**What you will do:**
All of the records need to be retyped exactly, with no line dropped.

** Opening Given data block **

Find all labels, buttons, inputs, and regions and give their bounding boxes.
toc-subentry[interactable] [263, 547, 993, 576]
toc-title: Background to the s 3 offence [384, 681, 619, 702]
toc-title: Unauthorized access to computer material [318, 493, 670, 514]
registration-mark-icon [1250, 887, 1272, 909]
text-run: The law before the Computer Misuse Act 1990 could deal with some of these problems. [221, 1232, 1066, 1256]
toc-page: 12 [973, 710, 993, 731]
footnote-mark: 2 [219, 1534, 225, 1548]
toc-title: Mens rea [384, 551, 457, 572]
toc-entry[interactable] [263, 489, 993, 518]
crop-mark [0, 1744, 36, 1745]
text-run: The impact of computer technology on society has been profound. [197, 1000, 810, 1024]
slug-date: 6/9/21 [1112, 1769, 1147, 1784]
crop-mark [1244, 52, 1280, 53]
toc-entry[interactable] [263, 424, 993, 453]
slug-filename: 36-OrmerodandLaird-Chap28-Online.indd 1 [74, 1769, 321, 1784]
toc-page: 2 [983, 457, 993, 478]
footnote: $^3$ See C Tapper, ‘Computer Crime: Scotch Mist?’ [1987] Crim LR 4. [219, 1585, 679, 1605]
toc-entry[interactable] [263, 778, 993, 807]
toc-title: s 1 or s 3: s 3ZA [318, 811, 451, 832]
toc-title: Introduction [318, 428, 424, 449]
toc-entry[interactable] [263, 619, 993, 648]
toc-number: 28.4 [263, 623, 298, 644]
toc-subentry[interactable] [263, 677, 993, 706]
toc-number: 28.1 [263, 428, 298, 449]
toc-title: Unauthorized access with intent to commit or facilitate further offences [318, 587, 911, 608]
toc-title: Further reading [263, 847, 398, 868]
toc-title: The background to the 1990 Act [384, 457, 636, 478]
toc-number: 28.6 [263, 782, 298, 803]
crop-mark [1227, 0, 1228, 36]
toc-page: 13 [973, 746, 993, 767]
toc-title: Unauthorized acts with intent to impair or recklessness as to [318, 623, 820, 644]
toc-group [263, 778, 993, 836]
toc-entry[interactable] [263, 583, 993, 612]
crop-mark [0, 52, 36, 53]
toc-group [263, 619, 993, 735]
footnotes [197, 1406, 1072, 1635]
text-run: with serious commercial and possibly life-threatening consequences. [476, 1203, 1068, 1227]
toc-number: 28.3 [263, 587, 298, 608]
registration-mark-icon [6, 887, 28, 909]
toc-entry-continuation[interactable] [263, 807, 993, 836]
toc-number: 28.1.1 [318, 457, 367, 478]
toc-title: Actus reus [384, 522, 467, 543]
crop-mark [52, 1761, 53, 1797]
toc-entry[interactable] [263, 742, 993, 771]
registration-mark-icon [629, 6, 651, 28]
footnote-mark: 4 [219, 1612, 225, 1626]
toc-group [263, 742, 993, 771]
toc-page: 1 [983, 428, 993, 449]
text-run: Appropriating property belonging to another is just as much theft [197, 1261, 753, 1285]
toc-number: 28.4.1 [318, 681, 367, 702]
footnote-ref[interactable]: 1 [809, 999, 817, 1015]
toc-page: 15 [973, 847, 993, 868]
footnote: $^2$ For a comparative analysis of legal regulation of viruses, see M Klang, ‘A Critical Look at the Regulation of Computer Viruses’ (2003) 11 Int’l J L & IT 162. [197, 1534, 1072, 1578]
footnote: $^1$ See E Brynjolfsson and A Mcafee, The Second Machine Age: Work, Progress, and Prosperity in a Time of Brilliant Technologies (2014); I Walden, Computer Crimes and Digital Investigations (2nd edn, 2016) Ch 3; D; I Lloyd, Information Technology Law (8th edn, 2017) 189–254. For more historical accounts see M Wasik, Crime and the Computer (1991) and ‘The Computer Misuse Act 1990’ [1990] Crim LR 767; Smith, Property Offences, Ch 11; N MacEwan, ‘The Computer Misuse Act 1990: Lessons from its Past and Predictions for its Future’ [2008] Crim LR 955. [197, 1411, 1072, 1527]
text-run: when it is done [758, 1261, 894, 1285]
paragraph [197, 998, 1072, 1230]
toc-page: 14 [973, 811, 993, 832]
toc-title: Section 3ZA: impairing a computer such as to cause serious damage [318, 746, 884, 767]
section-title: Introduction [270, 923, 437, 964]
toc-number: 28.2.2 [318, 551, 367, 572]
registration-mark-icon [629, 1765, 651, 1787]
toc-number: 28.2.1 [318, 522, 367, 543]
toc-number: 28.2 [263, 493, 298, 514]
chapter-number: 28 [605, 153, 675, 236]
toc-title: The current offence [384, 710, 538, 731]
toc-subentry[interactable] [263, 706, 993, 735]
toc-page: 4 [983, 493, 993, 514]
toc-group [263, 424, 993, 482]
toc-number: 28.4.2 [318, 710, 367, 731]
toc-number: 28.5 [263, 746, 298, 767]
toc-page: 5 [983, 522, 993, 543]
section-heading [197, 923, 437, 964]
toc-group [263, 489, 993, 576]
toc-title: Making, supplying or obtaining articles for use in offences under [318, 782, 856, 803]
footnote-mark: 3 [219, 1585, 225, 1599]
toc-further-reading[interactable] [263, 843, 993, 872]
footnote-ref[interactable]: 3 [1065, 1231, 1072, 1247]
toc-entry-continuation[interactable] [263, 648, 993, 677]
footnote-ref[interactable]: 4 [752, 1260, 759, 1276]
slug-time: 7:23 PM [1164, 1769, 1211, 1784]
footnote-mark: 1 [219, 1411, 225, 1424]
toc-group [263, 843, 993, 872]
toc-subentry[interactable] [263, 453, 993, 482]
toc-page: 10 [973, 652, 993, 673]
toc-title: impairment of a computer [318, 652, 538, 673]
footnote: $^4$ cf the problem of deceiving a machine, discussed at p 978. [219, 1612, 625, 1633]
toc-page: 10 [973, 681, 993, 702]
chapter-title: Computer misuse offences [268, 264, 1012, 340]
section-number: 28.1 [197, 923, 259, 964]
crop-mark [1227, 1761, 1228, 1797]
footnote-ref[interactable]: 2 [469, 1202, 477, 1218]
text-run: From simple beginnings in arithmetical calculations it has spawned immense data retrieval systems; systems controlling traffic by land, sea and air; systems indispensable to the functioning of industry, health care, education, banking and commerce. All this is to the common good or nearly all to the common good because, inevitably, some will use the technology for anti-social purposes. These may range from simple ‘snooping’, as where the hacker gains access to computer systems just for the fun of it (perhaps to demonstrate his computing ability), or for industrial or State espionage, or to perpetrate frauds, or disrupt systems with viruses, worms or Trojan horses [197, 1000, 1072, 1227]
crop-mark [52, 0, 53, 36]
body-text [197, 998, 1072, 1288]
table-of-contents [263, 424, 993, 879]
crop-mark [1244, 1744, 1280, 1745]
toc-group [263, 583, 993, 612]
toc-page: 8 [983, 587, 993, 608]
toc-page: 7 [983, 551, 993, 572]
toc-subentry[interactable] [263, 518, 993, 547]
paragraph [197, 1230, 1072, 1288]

** Closing Given data block **

**Finished exercise:**
Find all labels, buttons, inputs, and regions and give their bounding boxes.
toc-subentry[interactable] [263, 547, 993, 576]
toc-title: Background to the s 3 offence [384, 681, 619, 702]
toc-title: Unauthorized access to computer material [318, 493, 670, 514]
registration-mark-icon [1250, 887, 1272, 909]
text-run: The law before the Computer Misuse Act 1990 could deal with some of these problems. [221, 1232, 1066, 1256]
toc-page: 12 [973, 710, 993, 731]
footnote-mark: 2 [219, 1534, 225, 1548]
toc-title: Mens rea [384, 551, 457, 572]
toc-entry[interactable] [263, 489, 993, 518]
crop-mark [0, 1744, 36, 1745]
text-run: The impact of computer technology on society has been profound. [197, 1000, 810, 1024]
slug-date: 6/9/21 [1112, 1769, 1147, 1784]
crop-mark [1244, 52, 1280, 53]
toc-entry[interactable] [263, 424, 993, 453]
slug-filename: 36-OrmerodandLaird-Chap28-Online.indd 1 [74, 1769, 321, 1784]
toc-page: 2 [983, 457, 993, 478]
footnote: $^3$ See C Tapper, ‘Computer Crime: Scotch Mist?’ [1987] Crim LR 4. [219, 1585, 679, 1605]
toc-entry[interactable] [263, 778, 993, 807]
toc-title: s 1 or s 3: s 3ZA [318, 811, 451, 832]
toc-title: Introduction [318, 428, 424, 449]
toc-entry[interactable] [263, 619, 993, 648]
toc-number: 28.4 [263, 623, 298, 644]
toc-subentry[interactable] [263, 677, 993, 706]
toc-number: 28.1 [263, 428, 298, 449]
toc-title: Unauthorized access with intent to commit or facilitate further offences [318, 587, 911, 608]
toc-title: Further reading [263, 847, 398, 868]
toc-title: The background to the 1990 Act [384, 457, 636, 478]
toc-number: 28.6 [263, 782, 298, 803]
crop-mark [1227, 0, 1228, 36]
toc-page: 13 [973, 746, 993, 767]
toc-title: Unauthorized acts with intent to impair or recklessness as to [318, 623, 820, 644]
toc-group [263, 778, 993, 836]
toc-entry[interactable] [263, 583, 993, 612]
crop-mark [0, 52, 36, 53]
toc-group [263, 619, 993, 735]
footnotes [197, 1406, 1072, 1635]
text-run: with serious commercial and possibly life-threatening consequences. [476, 1203, 1068, 1227]
toc-number: 28.3 [263, 587, 298, 608]
registration-mark-icon [6, 887, 28, 909]
toc-entry-continuation[interactable] [263, 807, 993, 836]
toc-number: 28.1.1 [318, 457, 367, 478]
toc-title: Actus reus [384, 522, 467, 543]
crop-mark [52, 1761, 53, 1797]
toc-entry[interactable] [263, 742, 993, 771]
registration-mark-icon [629, 6, 651, 28]
footnote-mark: 4 [219, 1612, 225, 1626]
toc-group [263, 742, 993, 771]
toc-page: 1 [983, 428, 993, 449]
text-run: Appropriating property belonging to another is just as much theft [197, 1261, 753, 1285]
toc-number: 28.4.1 [318, 681, 367, 702]
footnote-ref[interactable]: 1 [809, 999, 817, 1015]
toc-page: 15 [973, 847, 993, 868]
footnote: $^2$ For a comparative analysis of legal regulation of viruses, see M Klang, ‘A Critical Look at the Regulation of Computer Viruses’ (2003) 11 Int’l J L & IT 162. [197, 1534, 1072, 1578]
footnote: $^1$ See E Brynjolfsson and A Mcafee, The Second Machine Age: Work, Progress, and Prosperity in a Time of Brilliant Technologies (2014); I Walden, Computer Crimes and Digital Investigations (2nd edn, 2016) Ch 3; D; I Lloyd, Information Technology Law (8th edn, 2017) 189–254. For more historical accounts see M Wasik, Crime and the Computer (1991) and ‘The Computer Misuse Act 1990’ [1990] Crim LR 767; Smith, Property Offences, Ch 11; N MacEwan, ‘The Computer Misuse Act 1990: Lessons from its Past and Predictions for its Future’ [2008] Crim LR 955. [197, 1411, 1072, 1527]
text-run: when it is done [758, 1261, 894, 1285]
paragraph [197, 998, 1072, 1230]
toc-page: 14 [973, 811, 993, 832]
toc-title: Section 3ZA: impairing a computer such as to cause serious damage [318, 746, 884, 767]
section-title: Introduction [270, 923, 437, 964]
toc-number: 28.2.2 [318, 551, 367, 572]
registration-mark-icon [629, 1765, 651, 1787]
toc-number: 28.2.1 [318, 522, 367, 543]
toc-number: 28.2 [263, 493, 298, 514]
chapter-number: 28 [605, 153, 675, 236]
toc-title: The current offence [384, 710, 538, 731]
toc-subentry[interactable] [263, 706, 993, 735]
toc-page: 4 [983, 493, 993, 514]
toc-group [263, 424, 993, 482]
toc-number: 28.4.2 [318, 710, 367, 731]
toc-number: 28.5 [263, 746, 298, 767]
toc-page: 5 [983, 522, 993, 543]
section-heading [197, 923, 437, 964]
toc-group [263, 489, 993, 576]
toc-title: Making, supplying or obtaining articles for use in offences under [318, 782, 856, 803]
footnote-mark: 3 [219, 1585, 225, 1599]
toc-further-reading[interactable] [263, 843, 993, 872]
footnote-ref[interactable]: 3 [1065, 1231, 1072, 1247]
toc-entry-continuation[interactable] [263, 648, 993, 677]
footnote-ref[interactable]: 4 [752, 1260, 759, 1276]
slug-time: 7:23 PM [1164, 1769, 1211, 1784]
footnote-mark: 1 [219, 1411, 225, 1424]
toc-group [263, 843, 993, 872]
toc-subentry[interactable] [263, 453, 993, 482]
toc-page: 10 [973, 652, 993, 673]
toc-title: impairment of a computer [318, 652, 538, 673]
footnote: $^4$ cf the problem of deceiving a machine, discussed at p 978. [219, 1612, 625, 1633]
toc-page: 10 [973, 681, 993, 702]
chapter-title: Computer misuse offences [268, 264, 1012, 340]
section-number: 28.1 [197, 923, 259, 964]
crop-mark [1227, 1761, 1228, 1797]
footnote-ref[interactable]: 2 [469, 1202, 477, 1218]
text-run: From simple beginnings in arithmetical calculations it has spawned immense data retrieval systems; systems controlling traffic by land, sea and air; systems indispensable to the functioning of industry, health care, education, banking and commerce. All this is to the common good or nearly all to the common good because, inevitably, some will use the technology for anti-social purposes. These may range from simple ‘snooping’, as where the hacker gains access to computer systems just for the fun of it (perhaps to demonstrate his computing ability), or for industrial or State espionage, or to perpetrate frauds, or disrupt systems with viruses, worms or Trojan horses [197, 1000, 1072, 1227]
crop-mark [52, 0, 53, 36]
body-text [197, 998, 1072, 1288]
table-of-contents [263, 424, 993, 879]
crop-mark [1244, 1744, 1280, 1745]
toc-group [263, 583, 993, 612]
toc-page: 8 [983, 587, 993, 608]
toc-page: 7 [983, 551, 993, 572]
toc-subentry[interactable] [263, 518, 993, 547]
paragraph [197, 1230, 1072, 1288]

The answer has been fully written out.